Part of a data file:
___
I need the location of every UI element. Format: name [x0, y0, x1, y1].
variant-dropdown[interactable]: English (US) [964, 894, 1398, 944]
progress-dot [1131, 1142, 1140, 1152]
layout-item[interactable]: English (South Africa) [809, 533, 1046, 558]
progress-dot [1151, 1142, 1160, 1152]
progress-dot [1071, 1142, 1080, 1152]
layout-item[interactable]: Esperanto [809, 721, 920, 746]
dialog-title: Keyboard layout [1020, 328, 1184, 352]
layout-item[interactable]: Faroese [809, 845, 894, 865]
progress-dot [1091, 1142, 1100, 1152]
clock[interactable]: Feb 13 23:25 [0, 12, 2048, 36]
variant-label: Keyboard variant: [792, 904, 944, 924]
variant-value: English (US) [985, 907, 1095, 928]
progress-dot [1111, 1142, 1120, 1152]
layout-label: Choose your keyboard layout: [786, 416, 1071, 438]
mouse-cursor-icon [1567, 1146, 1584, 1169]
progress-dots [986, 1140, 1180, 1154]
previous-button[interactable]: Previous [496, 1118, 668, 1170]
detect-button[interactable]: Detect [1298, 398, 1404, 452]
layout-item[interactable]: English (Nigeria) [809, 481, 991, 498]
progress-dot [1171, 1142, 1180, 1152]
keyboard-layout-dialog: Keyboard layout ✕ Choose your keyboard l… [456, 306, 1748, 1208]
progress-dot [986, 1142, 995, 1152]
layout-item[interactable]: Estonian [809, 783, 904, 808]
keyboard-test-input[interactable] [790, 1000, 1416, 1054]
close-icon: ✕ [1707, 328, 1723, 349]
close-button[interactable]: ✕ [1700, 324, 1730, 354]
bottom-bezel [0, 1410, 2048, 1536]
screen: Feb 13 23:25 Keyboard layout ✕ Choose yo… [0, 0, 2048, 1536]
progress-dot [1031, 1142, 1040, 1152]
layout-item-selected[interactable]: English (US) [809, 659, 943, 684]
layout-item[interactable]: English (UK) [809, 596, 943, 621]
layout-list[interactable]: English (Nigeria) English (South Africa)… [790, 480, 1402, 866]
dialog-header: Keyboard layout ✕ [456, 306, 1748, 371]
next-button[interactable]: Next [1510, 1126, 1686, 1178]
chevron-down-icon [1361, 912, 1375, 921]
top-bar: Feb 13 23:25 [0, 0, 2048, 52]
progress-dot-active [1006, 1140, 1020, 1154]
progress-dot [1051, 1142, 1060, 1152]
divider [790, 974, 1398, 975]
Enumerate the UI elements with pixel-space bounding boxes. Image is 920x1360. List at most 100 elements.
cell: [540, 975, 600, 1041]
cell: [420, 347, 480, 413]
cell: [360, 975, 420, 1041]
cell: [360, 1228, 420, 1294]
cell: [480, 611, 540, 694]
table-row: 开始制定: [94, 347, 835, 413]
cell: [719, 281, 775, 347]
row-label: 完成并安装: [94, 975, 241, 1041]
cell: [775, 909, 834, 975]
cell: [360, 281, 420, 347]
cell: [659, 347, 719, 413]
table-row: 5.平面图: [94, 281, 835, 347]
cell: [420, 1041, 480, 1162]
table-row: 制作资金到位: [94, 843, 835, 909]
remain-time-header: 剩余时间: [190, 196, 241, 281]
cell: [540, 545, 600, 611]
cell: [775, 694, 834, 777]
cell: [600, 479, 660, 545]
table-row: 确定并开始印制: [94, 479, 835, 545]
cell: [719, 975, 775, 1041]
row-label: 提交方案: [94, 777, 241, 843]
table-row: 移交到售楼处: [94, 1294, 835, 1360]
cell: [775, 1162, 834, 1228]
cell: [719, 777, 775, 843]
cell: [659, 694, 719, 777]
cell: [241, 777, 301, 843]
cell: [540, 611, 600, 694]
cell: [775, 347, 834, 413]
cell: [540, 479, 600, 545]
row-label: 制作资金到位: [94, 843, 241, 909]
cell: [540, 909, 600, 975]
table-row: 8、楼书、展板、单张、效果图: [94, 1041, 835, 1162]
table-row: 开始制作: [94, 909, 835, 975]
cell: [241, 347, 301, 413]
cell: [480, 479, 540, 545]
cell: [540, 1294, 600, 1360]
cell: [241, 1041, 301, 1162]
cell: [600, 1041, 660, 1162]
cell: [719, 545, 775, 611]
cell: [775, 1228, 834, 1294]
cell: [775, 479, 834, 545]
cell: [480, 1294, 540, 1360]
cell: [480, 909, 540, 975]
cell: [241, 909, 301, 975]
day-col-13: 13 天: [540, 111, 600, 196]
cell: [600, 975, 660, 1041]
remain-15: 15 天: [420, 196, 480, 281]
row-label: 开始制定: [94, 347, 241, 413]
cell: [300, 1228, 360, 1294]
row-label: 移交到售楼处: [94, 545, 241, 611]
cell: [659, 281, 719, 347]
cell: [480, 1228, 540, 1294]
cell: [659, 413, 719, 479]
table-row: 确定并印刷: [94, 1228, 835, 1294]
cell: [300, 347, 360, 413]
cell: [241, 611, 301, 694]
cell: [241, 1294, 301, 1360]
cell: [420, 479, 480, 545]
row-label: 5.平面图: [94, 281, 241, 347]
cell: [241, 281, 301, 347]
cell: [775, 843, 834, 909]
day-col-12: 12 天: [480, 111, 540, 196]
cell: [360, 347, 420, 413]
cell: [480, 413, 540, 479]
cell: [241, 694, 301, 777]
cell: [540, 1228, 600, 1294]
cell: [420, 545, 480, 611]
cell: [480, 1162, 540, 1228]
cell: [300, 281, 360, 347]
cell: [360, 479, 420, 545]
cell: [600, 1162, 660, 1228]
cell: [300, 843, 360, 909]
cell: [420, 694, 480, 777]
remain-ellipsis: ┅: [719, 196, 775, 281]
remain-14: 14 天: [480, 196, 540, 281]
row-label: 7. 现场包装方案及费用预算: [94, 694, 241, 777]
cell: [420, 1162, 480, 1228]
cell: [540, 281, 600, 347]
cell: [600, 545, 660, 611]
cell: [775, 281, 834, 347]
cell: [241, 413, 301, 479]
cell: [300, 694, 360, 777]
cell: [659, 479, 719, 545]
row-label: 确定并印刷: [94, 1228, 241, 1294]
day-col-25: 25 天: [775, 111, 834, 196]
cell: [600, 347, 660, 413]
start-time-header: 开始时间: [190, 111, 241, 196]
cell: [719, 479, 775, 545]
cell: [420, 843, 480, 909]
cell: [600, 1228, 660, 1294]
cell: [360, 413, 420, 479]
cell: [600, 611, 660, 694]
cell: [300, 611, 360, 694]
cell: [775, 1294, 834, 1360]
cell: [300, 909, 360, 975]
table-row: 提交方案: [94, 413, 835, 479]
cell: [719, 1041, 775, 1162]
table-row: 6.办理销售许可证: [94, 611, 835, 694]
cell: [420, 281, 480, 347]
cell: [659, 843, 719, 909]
___
Exercise task
Render the lines above from the data file as a numbered list, leaving out any blank lines.

Expected answer
1. I need the location of every UI element. Format: name [x0, y0, x1, y1].
2. variant-dropdown[interactable]: English (US) [964, 894, 1398, 944]
3. progress-dot [1131, 1142, 1140, 1152]
4. layout-item[interactable]: English (South Africa) [809, 533, 1046, 558]
5. progress-dot [1151, 1142, 1160, 1152]
6. progress-dot [1071, 1142, 1080, 1152]
7. layout-item[interactable]: Esperanto [809, 721, 920, 746]
8. dialog-title: Keyboard layout [1020, 328, 1184, 352]
9. layout-item[interactable]: Faroese [809, 845, 894, 865]
10. progress-dot [1091, 1142, 1100, 1152]
11. clock[interactable]: Feb 13 23:25 [0, 12, 2048, 36]
12. variant-label: Keyboard variant: [792, 904, 944, 924]
13. variant-value: English (US) [985, 907, 1095, 928]
14. progress-dot [1111, 1142, 1120, 1152]
15. layout-label: Choose your keyboard layout: [786, 416, 1071, 438]
16. mouse-cursor-icon [1567, 1146, 1584, 1169]
17. progress-dots [986, 1140, 1180, 1154]
18. previous-button[interactable]: Previous [496, 1118, 668, 1170]
19. detect-button[interactable]: Detect [1298, 398, 1404, 452]
20. layout-item[interactable]: English (Nigeria) [809, 481, 991, 498]
21. progress-dot [1171, 1142, 1180, 1152]
22. keyboard-layout-dialog: Keyboard layout ✕ Choose your keyboard l… [456, 306, 1748, 1208]
23. progress-dot [986, 1142, 995, 1152]
24. layout-item[interactable]: Estonian [809, 783, 904, 808]
25. keyboard-test-input[interactable] [790, 1000, 1416, 1054]
26. close-icon: ✕ [1707, 328, 1723, 349]
27. close-button[interactable]: ✕ [1700, 324, 1730, 354]
28. bottom-bezel [0, 1410, 2048, 1536]
29. screen: Feb 13 23:25 Keyboard layout ✕ Choose yo… [0, 0, 2048, 1536]
30. progress-dot [1031, 1142, 1040, 1152]
31. layout-item-selected[interactable]: English (US) [809, 659, 943, 684]
32. layout-item[interactable]: English (UK) [809, 596, 943, 621]
33. layout-list[interactable]: English (Nigeria) English (South Africa)… [790, 480, 1402, 866]
34. dialog-header: Keyboard layout ✕ [456, 306, 1748, 371]
35. next-button[interactable]: Next [1510, 1126, 1686, 1178]
36. chevron-down-icon [1361, 912, 1375, 921]
37. top-bar: Feb 13 23:25 [0, 0, 2048, 52]
38. progress-dot-active [1006, 1140, 1020, 1154]
39. progress-dot [1051, 1142, 1060, 1152]
40. divider [790, 974, 1398, 975]
41. Enumerate the UI elements with pixel-space bounding boxes. Image is 920x1360. List at most 100 elements.
42. cell: [540, 975, 600, 1041]
43. cell: [420, 347, 480, 413]
44. cell: [360, 975, 420, 1041]
45. cell: [360, 1228, 420, 1294]
46. cell: [480, 611, 540, 694]
47. table-row: 开始制定: [94, 347, 835, 413]
48. cell: [719, 281, 775, 347]
49. row-label: 完成并安装: [94, 975, 241, 1041]
50. cell: [775, 909, 834, 975]
51. cell: [360, 281, 420, 347]
52. cell: [659, 347, 719, 413]
53. table-row: 5.平面图: [94, 281, 835, 347]
54. cell: [420, 1041, 480, 1162]
55. table-row: 制作资金到位: [94, 843, 835, 909]
56. remain-time-header: 剩余时间: [190, 196, 241, 281]
57. cell: [540, 545, 600, 611]
58. cell: [775, 694, 834, 777]
59. cell: [600, 479, 660, 545]
60. table-row: 确定并开始印制: [94, 479, 835, 545]
61. cell: [719, 975, 775, 1041]
62. row-label: 提交方案: [94, 777, 241, 843]
63. table-row: 移交到售楼处: [94, 1294, 835, 1360]
64. cell: [775, 1162, 834, 1228]
65. cell: [719, 777, 775, 843]
66. cell: [659, 694, 719, 777]
67. cell: [241, 777, 301, 843]
68. cell: [540, 611, 600, 694]
69. cell: [775, 347, 834, 413]
70. cell: [540, 479, 600, 545]
71. row-label: 制作资金到位: [94, 843, 241, 909]
72. cell: [540, 909, 600, 975]
73. table-row: 8、楼书、展板、单张、效果图: [94, 1041, 835, 1162]
74. table-row: 开始制作: [94, 909, 835, 975]
75. cell: [241, 347, 301, 413]
76. cell: [480, 479, 540, 545]
77. cell: [540, 1294, 600, 1360]
78. cell: [241, 1041, 301, 1162]
79. cell: [600, 1041, 660, 1162]
80. cell: [719, 545, 775, 611]
81. cell: [775, 1228, 834, 1294]
82. cell: [775, 479, 834, 545]
83. cell: [480, 1294, 540, 1360]
84. cell: [480, 909, 540, 975]
85. cell: [241, 909, 301, 975]
86. day-col-13: 13 天: [540, 111, 600, 196]
87. cell: [600, 975, 660, 1041]
88. remain-15: 15 天: [420, 196, 480, 281]
89. row-label: 开始制定: [94, 347, 241, 413]
90. cell: [300, 1228, 360, 1294]
91. row-label: 移交到售楼处: [94, 545, 241, 611]
92. cell: [659, 281, 719, 347]
93. cell: [480, 1228, 540, 1294]
94. cell: [659, 413, 719, 479]
95. table-row: 确定并印刷: [94, 1228, 835, 1294]
96. cell: [300, 347, 360, 413]
97. cell: [241, 611, 301, 694]
98. cell: [241, 1294, 301, 1360]
99. cell: [420, 479, 480, 545]
100. row-label: 5.平面图: [94, 281, 241, 347]
101. cell: [241, 281, 301, 347]
102. cell: [775, 843, 834, 909]
103. day-col-12: 12 天: [480, 111, 540, 196]
104. cell: [360, 347, 420, 413]
105. cell: [480, 413, 540, 479]
106. cell: [241, 694, 301, 777]
107. cell: [540, 1228, 600, 1294]
108. cell: [420, 545, 480, 611]
109. cell: [480, 1162, 540, 1228]
110. cell: [300, 281, 360, 347]
111. cell: [360, 479, 420, 545]
112. cell: [600, 1162, 660, 1228]
113. cell: [300, 843, 360, 909]
114. cell: [420, 694, 480, 777]
115. remain-ellipsis: ┅: [719, 196, 775, 281]
116. remain-14: 14 天: [480, 196, 540, 281]
117. row-label: 7. 现场包装方案及费用预算: [94, 694, 241, 777]
118. cell: [420, 1162, 480, 1228]
119. cell: [540, 281, 600, 347]
120. cell: [600, 545, 660, 611]
121. cell: [775, 281, 834, 347]
122. cell: [241, 413, 301, 479]
123. cell: [300, 694, 360, 777]
124. cell: [659, 479, 719, 545]
125. row-label: 确定并印刷: [94, 1228, 241, 1294]
126. day-col-25: 25 天: [775, 111, 834, 196]
127. cell: [600, 347, 660, 413]
128. start-time-header: 开始时间: [190, 111, 241, 196]
129. cell: [719, 479, 775, 545]
130. cell: [420, 843, 480, 909]
131. cell: [600, 1228, 660, 1294]
132. cell: [360, 413, 420, 479]
133. cell: [600, 611, 660, 694]
134. cell: [300, 611, 360, 694]
135. cell: [775, 1294, 834, 1360]
136. cell: [300, 909, 360, 975]
137. table-row: 提交方案: [94, 413, 835, 479]
138. cell: [719, 1041, 775, 1162]
139. table-row: 6.办理销售许可证: [94, 611, 835, 694]
140. cell: [420, 281, 480, 347]
141. cell: [659, 843, 719, 909]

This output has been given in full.